### Directive
Reproduce the following material exactly, including every line.

Figure collection entries
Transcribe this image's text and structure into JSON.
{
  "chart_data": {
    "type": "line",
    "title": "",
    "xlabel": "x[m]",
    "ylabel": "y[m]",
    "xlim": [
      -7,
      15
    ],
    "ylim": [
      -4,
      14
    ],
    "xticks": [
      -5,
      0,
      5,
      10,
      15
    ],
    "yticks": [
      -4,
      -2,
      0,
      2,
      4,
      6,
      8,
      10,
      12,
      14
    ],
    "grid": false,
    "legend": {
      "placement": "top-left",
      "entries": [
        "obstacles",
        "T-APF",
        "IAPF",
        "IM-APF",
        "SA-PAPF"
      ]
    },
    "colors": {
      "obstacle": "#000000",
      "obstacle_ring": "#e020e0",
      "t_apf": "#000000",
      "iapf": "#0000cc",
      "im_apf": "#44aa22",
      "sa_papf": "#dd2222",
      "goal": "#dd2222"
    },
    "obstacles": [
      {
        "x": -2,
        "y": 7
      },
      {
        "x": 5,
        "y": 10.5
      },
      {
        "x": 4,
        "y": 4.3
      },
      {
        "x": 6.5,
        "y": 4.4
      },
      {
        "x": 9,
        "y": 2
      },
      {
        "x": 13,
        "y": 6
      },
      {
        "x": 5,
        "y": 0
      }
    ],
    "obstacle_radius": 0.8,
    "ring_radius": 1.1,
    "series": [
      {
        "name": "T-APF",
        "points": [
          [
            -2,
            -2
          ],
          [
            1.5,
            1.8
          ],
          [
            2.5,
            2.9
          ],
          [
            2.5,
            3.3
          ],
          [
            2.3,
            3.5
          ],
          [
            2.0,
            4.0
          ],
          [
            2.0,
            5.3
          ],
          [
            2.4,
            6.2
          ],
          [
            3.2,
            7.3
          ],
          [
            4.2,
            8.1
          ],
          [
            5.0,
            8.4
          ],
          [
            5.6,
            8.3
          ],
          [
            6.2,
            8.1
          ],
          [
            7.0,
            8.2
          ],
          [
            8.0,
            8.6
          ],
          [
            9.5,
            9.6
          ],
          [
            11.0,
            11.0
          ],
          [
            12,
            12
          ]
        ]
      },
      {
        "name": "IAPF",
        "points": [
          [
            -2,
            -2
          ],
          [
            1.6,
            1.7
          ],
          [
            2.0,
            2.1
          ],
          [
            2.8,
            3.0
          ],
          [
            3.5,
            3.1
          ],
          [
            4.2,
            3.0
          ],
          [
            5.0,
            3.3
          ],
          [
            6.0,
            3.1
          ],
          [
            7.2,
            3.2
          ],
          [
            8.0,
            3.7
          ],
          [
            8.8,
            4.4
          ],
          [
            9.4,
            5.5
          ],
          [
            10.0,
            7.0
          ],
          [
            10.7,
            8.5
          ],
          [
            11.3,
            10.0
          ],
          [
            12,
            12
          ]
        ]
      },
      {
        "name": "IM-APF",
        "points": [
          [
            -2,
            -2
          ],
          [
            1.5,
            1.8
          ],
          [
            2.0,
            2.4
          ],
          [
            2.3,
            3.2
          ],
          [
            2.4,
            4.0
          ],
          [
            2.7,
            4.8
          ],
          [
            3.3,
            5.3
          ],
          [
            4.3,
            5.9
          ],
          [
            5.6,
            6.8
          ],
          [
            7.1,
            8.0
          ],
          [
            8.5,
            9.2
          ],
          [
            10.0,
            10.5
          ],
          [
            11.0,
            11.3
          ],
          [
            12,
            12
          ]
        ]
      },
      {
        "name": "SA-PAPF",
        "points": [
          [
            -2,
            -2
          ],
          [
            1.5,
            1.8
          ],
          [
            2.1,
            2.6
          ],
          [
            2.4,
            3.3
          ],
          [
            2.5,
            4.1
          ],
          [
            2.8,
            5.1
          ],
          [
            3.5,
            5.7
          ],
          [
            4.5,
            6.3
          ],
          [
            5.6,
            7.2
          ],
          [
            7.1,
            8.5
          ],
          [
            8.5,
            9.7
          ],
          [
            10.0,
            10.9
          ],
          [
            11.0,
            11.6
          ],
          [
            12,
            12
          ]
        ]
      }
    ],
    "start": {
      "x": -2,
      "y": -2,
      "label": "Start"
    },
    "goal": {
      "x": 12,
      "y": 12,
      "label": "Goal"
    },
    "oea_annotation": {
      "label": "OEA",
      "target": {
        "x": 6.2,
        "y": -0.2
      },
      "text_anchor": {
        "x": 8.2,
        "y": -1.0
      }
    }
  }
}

### Solved exercise
Transcribe this image's text and structure into JSON.
{
  "chart_data": {
    "type": "line",
    "title": "",
    "xlabel": "x[m]",
    "ylabel": "y[m]",
    "xlim": [
      -7,
      15
    ],
    "ylim": [
      -4,
      14
    ],
    "xticks": [
      -5,
      0,
      5,
      10,
      15
    ],
    "yticks": [
      -4,
      -2,
      0,
      2,
      4,
      6,
      8,
      10,
      12,
      14
    ],
    "grid": false,
    "legend": {
      "placement": "top-left",
      "entries": [
        "obstacles",
        "T-APF",
        "IAPF",
        "IM-APF",
        "SA-PAPF"
      ]
    },
    "colors": {
      "obstacle": "#000000",
      "obstacle_ring": "#e020e0",
      "t_apf": "#000000",
      "iapf": "#0000cc",
      "im_apf": "#44aa22",
      "sa_papf": "#dd2222",
      "goal": "#dd2222"
    },
    "obstacles": [
      {
        "x": -2,
        "y": 7
      },
      {
        "x": 5,
        "y": 10.5
      },
      {
        "x": 4,
        "y": 4.3
      },
      {
        "x": 6.5,
        "y": 4.4
      },
      {
        "x": 9,
        "y": 2
      },
      {
        "x": 13,
        "y": 6
      },
      {
        "x": 5,
        "y": 0
      }
    ],
    "obstacle_radius": 0.8,
    "ring_radius": 1.1,
    "series": [
      {
        "name": "T-APF",
        "points": [
          [
            -2,
            -2
          ],
          [
            1.5,
            1.8
          ],
          [
            2.5,
            2.9
          ],
          [
            2.5,
            3.3
          ],
          [
            2.3,
            3.5
          ],
          [
            2.0,
            4.0
          ],
          [
            2.0,
            5.3
          ],
          [
            2.4,
            6.2
          ],
          [
            3.2,
            7.3
          ],
          [
            4.2,
            8.1
          ],
          [
            5.0,
            8.4
          ],
          [
            5.6,
            8.3
          ],
          [
            6.2,
            8.1
          ],
          [
            7.0,
            8.2
          ],
          [
            8.0,
            8.6
          ],
          [
            9.5,
            9.6
          ],
          [
            11.0,
            11.0
          ],
          [
            12,
            12
          ]
        ]
      },
      {
        "name": "IAPF",
        "points": [
          [
            -2,
            -2
          ],
          [
            1.6,
            1.7
          ],
          [
            2.0,
            2.1
          ],
          [
            2.8,
            3.0
          ],
          [
            3.5,
            3.1
          ],
          [
            4.2,
            3.0
          ],
          [
            5.0,
            3.3
          ],
          [
            6.0,
            3.1
          ],
          [
            7.2,
            3.2
          ],
          [
            8.0,
            3.7
          ],
          [
            8.8,
            4.4
          ],
          [
            9.4,
            5.5
          ],
          [
            10.0,
            7.0
          ],
          [
            10.7,
            8.5
          ],
          [
            11.3,
            10.0
          ],
          [
            12,
            12
          ]
        ]
      },
      {
        "name": "IM-APF",
        "points": [
          [
            -2,
            -2
          ],
          [
            1.5,
            1.8
          ],
          [
            2.0,
            2.4
          ],
          [
            2.3,
            3.2
          ],
          [
            2.4,
            4.0
          ],
          [
            2.7,
            4.8
          ],
          [
            3.3,
            5.3
          ],
          [
            4.3,
            5.9
          ],
          [
            5.6,
            6.8
          ],
          [
            7.1,
            8.0
          ],
          [
            8.5,
            9.2
          ],
          [
            10.0,
            10.5
          ],
          [
            11.0,
            11.3
          ],
          [
            12,
            12
          ]
        ]
      },
      {
        "name": "SA-PAPF",
        "points": [
          [
            -2,
            -2
          ],
          [
            1.5,
            1.8
          ],
          [
            2.1,
            2.6
          ],
          [
            2.4,
            3.3
          ],
          [
            2.5,
            4.1
          ],
          [
            2.8,
            5.1
          ],
          [
            3.5,
            5.7
          ],
          [
            4.5,
            6.3
          ],
          [
            5.6,
            7.2
          ],
          [
            7.1,
            8.5
          ],
          [
            8.5,
            9.7
          ],
          [
            10.0,
            10.9
          ],
          [
            11.0,
            11.6
          ],
          [
            12,
            12
          ]
        ]
      }
    ],
    "start": {
      "x": -2,
      "y": -2,
      "label": "Start"
    },
    "goal": {
      "x": 12,
      "y": 12,
      "label": "Goal"
    },
    "oea_annotation": {
      "label": "OEA",
      "target": {
        "x": 6.2,
        "y": -0.2
      },
      "text_anchor": {
        "x": 8.2,
        "y": -1.0
      }
    }
  }
}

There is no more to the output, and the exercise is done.